# Objective
Rewrite the lines of the items below, starting at the line that contains "table-cell: 70 [844,392,862,412]" and ending at the line that contains "text-line: ści aktywnego", as a Markdown table with the columns No. and Line. Number each row and leave out any blank lines.

# Data shown
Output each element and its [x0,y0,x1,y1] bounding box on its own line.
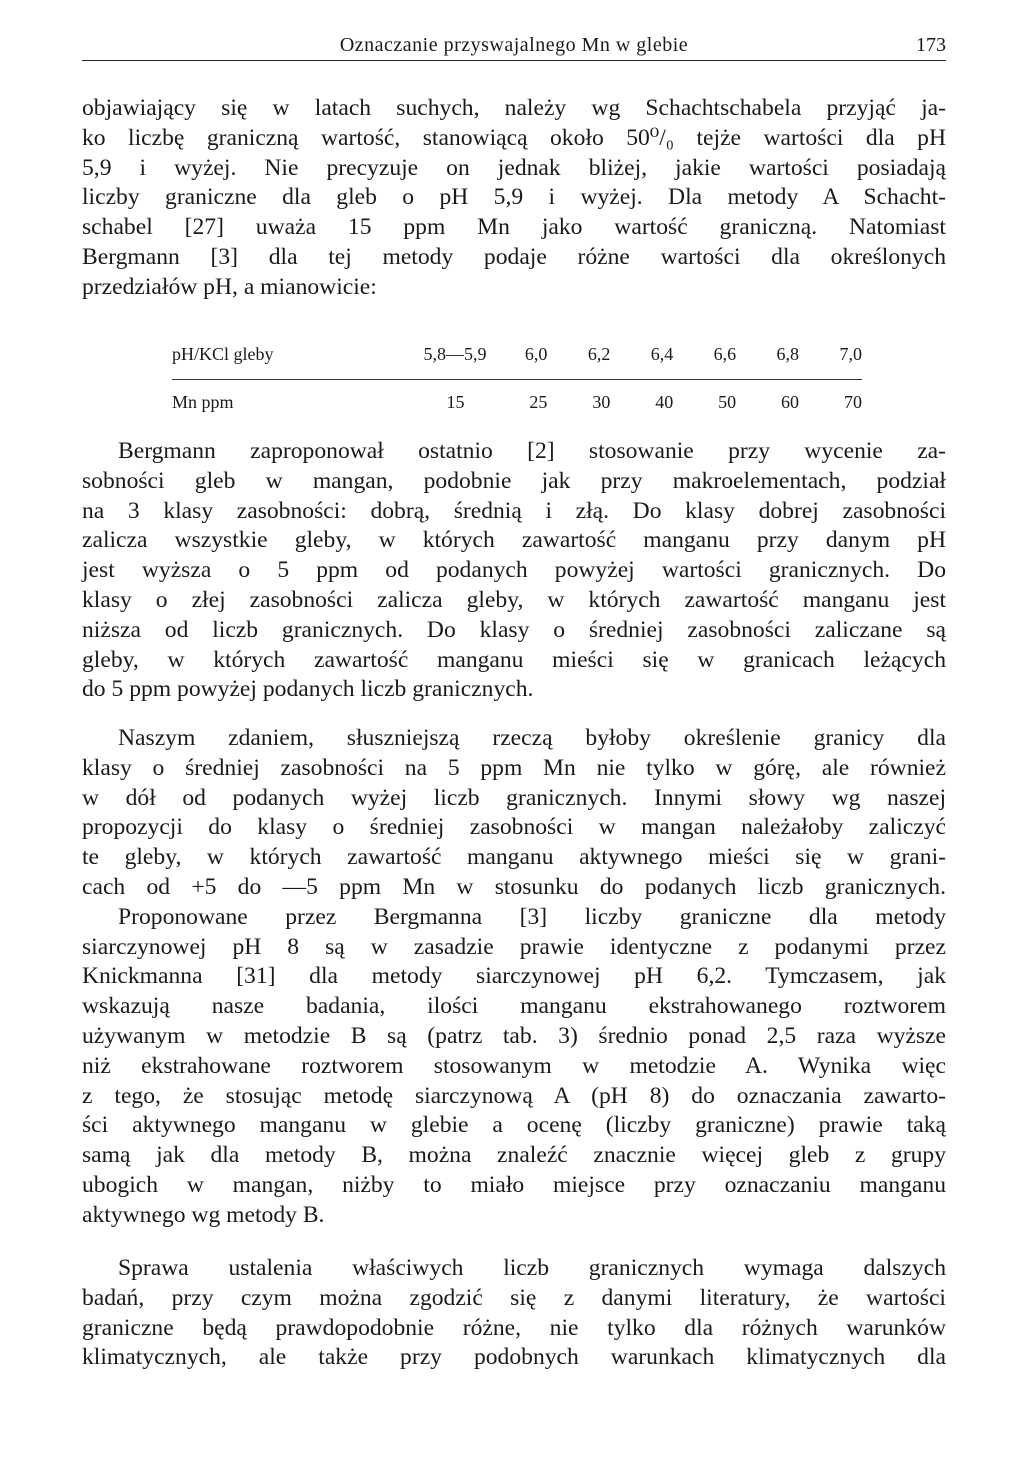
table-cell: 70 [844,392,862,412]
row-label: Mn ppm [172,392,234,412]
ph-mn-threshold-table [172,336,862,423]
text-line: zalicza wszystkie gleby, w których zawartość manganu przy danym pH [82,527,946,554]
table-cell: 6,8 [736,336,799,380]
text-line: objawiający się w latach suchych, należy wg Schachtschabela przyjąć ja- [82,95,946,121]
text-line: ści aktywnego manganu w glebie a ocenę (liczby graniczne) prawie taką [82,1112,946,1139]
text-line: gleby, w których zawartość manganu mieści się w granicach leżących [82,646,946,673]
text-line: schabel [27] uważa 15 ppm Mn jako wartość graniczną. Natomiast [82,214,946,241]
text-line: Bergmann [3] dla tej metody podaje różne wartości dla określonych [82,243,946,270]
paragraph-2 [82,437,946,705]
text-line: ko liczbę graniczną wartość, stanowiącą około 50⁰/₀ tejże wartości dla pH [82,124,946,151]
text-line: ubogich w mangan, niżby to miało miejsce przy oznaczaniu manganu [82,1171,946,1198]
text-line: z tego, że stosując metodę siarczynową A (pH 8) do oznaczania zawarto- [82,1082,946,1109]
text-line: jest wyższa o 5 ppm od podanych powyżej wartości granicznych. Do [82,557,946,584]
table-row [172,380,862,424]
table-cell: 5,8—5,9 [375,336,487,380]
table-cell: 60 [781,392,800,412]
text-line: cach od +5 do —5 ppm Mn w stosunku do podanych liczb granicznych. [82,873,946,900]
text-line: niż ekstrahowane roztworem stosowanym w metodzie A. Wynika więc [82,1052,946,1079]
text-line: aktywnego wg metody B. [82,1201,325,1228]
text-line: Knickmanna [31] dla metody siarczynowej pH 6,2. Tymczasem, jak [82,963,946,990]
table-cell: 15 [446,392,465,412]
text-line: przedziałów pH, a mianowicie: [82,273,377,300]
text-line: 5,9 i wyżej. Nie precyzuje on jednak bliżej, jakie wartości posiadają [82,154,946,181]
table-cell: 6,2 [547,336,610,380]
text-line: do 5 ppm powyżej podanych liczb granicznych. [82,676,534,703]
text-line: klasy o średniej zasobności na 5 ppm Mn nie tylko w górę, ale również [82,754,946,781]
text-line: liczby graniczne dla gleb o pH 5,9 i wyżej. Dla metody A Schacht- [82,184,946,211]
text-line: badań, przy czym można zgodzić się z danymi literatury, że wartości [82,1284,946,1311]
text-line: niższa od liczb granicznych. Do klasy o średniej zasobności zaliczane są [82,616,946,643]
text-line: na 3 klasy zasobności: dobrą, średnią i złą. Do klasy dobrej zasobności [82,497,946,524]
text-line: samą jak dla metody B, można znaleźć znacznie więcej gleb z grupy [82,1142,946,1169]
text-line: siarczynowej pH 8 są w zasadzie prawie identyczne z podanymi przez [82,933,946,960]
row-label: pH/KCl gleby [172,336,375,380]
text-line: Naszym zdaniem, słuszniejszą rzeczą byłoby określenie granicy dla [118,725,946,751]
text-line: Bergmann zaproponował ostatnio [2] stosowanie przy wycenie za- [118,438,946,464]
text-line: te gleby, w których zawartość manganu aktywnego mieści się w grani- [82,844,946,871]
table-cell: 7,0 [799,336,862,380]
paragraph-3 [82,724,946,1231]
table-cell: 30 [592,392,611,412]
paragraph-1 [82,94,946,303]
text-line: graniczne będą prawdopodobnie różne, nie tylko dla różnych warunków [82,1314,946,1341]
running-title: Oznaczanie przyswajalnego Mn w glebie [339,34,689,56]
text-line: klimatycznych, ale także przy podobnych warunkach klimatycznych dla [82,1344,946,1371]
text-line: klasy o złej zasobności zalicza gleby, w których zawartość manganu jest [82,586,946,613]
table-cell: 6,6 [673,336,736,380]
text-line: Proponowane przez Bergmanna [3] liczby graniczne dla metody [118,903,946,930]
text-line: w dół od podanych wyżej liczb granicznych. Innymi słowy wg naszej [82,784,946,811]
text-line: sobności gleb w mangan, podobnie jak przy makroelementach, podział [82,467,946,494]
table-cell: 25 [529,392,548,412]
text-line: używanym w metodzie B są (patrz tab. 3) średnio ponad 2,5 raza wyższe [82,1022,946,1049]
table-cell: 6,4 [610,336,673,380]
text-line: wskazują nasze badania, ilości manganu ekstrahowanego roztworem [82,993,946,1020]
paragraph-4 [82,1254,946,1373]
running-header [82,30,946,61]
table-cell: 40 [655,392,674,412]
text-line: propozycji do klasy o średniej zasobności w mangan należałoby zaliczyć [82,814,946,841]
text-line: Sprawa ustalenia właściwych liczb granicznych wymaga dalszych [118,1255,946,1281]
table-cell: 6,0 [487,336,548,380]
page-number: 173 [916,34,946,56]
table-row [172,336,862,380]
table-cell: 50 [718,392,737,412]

# Written solution
| No. | Line |
|---|---|
| 1 | table-cell: 70 [844,392,862,412] |
| 2 | row-label: Mn ppm [172,392,234,412] |
| 3 | ph-mn-threshold-table [172,336,862,423] |
| 4 | text-line: zalicza wszystkie gleby, w których zawartość manganu przy danym pH [82,527,946,554] |
| 5 | table-cell: 6,8 [736,336,799,380] |
| 6 | text-line: objawiający się w latach suchych, należy wg Schachtschabela przyjąć ja- [82,95,946,121] |
| 7 | text-line: ści aktywnego manganu w glebie a ocenę (liczby graniczne) prawie taką [82,1112,946,1139] |